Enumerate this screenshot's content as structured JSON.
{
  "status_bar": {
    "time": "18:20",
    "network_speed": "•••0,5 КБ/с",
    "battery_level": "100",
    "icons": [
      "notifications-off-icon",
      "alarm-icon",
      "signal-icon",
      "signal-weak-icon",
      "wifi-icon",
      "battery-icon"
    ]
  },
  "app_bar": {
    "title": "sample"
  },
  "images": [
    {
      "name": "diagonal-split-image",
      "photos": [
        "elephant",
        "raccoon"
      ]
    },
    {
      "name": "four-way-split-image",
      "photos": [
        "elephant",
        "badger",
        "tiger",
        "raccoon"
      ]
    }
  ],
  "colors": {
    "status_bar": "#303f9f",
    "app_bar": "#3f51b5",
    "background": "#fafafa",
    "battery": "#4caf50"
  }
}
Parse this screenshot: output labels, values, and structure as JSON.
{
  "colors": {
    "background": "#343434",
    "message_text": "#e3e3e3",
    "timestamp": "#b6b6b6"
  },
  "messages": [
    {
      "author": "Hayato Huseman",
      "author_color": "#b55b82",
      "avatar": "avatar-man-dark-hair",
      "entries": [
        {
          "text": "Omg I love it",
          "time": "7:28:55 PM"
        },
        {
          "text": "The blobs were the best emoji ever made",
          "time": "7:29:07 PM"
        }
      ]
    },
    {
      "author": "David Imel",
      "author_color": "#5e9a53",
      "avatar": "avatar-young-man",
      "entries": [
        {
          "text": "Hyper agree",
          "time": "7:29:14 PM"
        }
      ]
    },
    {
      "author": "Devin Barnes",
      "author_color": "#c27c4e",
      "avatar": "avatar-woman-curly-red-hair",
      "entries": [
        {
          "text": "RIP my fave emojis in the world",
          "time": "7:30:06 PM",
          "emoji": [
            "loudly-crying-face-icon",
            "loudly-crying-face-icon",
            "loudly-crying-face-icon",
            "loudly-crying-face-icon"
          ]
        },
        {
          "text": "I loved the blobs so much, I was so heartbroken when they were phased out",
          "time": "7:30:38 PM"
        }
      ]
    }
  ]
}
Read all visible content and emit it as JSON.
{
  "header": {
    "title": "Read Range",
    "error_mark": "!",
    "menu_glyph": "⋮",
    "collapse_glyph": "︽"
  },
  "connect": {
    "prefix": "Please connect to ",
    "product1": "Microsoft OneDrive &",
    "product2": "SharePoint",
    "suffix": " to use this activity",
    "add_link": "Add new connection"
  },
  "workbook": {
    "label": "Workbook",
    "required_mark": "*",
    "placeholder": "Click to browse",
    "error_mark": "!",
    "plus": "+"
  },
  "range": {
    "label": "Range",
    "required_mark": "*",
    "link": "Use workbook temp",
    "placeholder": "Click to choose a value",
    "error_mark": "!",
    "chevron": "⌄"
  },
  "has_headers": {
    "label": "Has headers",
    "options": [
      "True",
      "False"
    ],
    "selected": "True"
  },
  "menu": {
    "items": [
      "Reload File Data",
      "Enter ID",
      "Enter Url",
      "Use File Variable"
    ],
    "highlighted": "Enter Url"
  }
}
● ● ● ●
**WHAT YOU NEED TO DO**
From the entries above, copy every line where the word "were" shows up.

**REPLY**
          "text": "The blobs were the best emoji ever made",
          "text": "I loved the blobs so much, I was so heartbroken when they were phased out",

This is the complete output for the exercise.